Stored entries:
----
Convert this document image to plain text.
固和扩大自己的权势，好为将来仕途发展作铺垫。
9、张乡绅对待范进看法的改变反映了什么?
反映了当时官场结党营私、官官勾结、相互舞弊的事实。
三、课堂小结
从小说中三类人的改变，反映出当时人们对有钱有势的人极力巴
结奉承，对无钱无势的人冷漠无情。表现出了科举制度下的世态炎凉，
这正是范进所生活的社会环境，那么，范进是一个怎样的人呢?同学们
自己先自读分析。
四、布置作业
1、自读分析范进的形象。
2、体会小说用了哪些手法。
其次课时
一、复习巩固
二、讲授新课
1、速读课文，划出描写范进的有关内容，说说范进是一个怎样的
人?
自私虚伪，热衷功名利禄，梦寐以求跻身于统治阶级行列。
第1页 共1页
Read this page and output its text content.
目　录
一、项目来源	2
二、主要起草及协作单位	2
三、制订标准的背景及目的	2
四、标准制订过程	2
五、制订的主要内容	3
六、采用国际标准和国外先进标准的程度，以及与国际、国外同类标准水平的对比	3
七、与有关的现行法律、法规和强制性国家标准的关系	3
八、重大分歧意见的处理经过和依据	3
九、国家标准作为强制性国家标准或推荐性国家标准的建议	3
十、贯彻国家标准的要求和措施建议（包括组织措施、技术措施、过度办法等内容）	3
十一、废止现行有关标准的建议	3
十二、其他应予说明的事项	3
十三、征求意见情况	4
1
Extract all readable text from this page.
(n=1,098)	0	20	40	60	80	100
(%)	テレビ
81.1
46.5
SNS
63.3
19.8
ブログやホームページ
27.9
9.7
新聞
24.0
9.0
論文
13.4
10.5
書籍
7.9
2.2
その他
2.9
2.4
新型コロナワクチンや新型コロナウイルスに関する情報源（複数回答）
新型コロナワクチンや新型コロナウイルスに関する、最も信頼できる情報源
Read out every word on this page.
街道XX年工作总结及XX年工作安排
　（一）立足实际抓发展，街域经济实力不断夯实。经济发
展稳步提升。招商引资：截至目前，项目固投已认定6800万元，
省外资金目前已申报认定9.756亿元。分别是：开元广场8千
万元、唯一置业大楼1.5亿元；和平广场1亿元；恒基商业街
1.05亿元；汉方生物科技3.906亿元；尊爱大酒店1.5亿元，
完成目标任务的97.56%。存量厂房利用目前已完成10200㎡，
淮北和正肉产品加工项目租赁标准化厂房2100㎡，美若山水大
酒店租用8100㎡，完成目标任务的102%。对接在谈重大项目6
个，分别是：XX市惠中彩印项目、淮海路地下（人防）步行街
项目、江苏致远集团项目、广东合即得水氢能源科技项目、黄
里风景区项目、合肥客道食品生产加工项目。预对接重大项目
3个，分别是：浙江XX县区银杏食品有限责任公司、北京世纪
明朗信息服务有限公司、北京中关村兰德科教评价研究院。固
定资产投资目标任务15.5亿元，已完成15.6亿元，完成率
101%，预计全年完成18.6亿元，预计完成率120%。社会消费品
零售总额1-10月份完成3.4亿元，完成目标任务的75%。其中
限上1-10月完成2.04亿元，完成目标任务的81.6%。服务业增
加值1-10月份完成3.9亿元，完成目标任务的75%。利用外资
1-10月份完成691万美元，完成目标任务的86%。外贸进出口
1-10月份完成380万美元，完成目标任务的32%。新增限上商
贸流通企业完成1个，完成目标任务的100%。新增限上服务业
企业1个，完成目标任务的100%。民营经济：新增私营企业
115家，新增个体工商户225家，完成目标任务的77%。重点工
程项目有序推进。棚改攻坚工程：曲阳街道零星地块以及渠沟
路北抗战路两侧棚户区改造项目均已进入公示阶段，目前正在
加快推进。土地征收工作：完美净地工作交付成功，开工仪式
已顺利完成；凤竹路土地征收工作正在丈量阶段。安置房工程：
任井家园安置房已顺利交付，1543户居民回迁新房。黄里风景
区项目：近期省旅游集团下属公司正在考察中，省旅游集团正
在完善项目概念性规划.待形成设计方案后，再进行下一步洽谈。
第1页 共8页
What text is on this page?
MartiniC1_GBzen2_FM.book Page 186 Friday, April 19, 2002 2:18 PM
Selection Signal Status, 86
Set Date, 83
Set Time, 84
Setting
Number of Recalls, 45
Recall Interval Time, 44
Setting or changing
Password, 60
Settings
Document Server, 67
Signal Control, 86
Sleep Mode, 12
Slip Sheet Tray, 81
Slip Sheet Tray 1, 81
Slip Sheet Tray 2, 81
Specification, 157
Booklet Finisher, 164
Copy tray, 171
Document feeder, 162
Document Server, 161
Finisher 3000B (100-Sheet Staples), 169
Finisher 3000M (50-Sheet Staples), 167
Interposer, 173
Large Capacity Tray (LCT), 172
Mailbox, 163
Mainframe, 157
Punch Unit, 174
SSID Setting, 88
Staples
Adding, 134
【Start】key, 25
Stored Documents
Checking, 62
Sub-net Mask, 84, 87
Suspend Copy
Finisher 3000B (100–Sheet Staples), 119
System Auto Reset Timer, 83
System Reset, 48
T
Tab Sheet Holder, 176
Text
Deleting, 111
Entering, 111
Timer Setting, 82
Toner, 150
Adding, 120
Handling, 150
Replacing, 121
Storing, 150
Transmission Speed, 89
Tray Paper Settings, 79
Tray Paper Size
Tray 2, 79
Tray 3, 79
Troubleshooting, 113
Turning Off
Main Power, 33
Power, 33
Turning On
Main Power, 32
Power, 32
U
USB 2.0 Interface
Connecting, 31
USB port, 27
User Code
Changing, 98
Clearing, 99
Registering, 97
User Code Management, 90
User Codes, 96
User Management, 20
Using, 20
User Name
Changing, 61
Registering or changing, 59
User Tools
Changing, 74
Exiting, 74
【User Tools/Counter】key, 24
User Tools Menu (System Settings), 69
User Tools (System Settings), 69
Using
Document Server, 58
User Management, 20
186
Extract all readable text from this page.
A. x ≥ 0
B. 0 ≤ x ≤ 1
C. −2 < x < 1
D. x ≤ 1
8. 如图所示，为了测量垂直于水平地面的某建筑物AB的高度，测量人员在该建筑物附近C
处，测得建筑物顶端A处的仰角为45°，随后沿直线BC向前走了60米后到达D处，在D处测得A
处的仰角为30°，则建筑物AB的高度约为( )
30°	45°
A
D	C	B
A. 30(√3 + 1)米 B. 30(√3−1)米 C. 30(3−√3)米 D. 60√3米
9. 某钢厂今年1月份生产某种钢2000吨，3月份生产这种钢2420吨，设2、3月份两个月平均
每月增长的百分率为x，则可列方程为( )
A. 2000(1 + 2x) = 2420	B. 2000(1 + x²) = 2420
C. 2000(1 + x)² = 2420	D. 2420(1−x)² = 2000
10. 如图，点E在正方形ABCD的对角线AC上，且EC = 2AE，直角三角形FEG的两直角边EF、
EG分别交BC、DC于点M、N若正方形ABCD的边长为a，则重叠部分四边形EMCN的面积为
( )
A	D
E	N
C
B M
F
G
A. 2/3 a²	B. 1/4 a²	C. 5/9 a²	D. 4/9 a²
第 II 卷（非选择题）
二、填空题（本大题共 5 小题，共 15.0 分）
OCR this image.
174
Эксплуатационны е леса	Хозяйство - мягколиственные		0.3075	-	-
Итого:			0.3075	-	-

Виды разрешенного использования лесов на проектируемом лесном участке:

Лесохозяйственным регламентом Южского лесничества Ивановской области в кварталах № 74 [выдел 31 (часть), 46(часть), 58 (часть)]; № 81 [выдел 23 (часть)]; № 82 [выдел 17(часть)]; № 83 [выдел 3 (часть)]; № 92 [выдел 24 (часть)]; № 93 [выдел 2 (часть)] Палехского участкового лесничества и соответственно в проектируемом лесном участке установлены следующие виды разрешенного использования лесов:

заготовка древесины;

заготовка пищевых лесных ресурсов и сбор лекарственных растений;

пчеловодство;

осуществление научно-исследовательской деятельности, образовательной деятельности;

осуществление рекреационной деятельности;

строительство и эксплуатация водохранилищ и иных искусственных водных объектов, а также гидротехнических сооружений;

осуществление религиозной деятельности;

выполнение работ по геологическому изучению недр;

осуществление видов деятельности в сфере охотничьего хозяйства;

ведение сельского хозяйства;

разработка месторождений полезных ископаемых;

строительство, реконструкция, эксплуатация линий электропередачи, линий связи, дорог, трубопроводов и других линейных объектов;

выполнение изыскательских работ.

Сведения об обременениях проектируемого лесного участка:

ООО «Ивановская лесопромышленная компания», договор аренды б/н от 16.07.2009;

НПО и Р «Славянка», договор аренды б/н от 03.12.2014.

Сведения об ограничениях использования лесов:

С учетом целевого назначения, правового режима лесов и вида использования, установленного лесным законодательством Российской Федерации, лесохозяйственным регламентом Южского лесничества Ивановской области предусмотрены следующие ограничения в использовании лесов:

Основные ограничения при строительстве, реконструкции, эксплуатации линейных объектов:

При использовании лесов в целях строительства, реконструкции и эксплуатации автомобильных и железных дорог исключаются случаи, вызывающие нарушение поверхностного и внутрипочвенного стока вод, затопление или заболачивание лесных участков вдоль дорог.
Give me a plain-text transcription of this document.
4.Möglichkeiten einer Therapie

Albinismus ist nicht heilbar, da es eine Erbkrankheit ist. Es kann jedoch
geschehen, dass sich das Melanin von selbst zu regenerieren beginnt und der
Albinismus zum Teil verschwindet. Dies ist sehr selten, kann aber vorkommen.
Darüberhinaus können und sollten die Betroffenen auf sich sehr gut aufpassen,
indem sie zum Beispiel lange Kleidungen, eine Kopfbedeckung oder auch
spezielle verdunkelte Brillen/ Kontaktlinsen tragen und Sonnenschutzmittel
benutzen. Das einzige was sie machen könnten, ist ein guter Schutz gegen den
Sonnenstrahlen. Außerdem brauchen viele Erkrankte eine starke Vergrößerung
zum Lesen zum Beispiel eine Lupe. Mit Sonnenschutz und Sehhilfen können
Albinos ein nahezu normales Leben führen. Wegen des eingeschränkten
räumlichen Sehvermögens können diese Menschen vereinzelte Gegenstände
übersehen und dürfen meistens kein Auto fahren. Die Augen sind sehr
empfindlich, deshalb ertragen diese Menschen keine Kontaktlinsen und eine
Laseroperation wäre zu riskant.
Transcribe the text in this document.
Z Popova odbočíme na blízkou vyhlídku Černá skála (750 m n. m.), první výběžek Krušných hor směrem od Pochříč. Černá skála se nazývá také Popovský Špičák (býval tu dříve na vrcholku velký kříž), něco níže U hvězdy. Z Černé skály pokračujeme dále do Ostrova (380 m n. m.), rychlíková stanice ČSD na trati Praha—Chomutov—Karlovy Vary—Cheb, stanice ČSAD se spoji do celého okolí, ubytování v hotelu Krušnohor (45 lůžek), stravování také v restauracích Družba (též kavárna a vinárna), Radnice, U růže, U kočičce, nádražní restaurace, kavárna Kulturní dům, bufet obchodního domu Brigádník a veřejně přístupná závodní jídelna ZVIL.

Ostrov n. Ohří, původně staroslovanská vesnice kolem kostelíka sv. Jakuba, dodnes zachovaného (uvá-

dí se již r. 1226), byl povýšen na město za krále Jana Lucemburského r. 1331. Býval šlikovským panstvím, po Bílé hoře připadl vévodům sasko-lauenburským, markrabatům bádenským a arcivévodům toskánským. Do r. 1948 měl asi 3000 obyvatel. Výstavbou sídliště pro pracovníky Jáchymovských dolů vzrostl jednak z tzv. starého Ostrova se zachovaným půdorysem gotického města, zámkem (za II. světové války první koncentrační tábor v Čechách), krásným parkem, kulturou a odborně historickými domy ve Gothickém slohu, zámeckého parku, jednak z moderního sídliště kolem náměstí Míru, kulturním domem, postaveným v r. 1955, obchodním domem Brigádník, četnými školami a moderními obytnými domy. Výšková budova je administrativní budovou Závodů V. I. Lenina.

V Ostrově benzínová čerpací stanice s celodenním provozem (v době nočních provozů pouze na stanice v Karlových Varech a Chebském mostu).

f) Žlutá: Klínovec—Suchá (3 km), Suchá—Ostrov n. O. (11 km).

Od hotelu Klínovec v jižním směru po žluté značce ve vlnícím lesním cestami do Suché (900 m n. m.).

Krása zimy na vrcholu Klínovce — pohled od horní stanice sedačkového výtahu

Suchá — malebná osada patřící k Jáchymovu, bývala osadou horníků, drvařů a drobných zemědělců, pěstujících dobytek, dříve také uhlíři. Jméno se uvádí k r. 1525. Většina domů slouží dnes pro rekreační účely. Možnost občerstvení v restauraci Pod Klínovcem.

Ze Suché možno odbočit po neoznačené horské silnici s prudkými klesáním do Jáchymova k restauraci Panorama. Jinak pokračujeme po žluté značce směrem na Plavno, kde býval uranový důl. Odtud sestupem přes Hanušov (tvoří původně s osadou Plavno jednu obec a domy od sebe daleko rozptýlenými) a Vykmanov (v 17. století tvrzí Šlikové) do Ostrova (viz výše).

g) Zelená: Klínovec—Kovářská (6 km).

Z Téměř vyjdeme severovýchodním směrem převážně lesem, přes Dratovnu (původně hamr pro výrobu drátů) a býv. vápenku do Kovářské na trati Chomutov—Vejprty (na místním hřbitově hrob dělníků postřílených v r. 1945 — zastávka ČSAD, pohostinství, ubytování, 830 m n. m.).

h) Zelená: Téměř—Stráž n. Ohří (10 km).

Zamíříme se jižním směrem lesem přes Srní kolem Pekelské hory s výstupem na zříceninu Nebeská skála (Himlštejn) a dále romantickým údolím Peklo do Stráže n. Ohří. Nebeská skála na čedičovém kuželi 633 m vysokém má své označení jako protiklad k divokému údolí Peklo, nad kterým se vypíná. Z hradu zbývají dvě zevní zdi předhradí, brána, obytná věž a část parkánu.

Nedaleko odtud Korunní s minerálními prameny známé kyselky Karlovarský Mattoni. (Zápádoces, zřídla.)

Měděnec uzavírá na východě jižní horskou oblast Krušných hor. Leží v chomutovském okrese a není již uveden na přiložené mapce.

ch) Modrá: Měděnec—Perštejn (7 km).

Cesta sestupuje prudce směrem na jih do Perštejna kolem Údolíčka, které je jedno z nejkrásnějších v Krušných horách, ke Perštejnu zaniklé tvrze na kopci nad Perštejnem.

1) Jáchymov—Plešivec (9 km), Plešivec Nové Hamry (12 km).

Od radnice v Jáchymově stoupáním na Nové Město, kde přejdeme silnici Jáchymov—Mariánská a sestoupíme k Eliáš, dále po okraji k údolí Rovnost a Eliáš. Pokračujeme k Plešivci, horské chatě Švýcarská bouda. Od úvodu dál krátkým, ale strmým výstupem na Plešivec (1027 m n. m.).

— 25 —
----
» **What is required**: Review the preceding data and report every line that includes the string "линейных".

» **Full solution**:
строительство, реконструкция, эксплуатация линий электропередачи, линий связи, дорог, трубопроводов и других линейных объектов;
Основные ограничения при строительстве, реконструкции, эксплуатации линейных объектов:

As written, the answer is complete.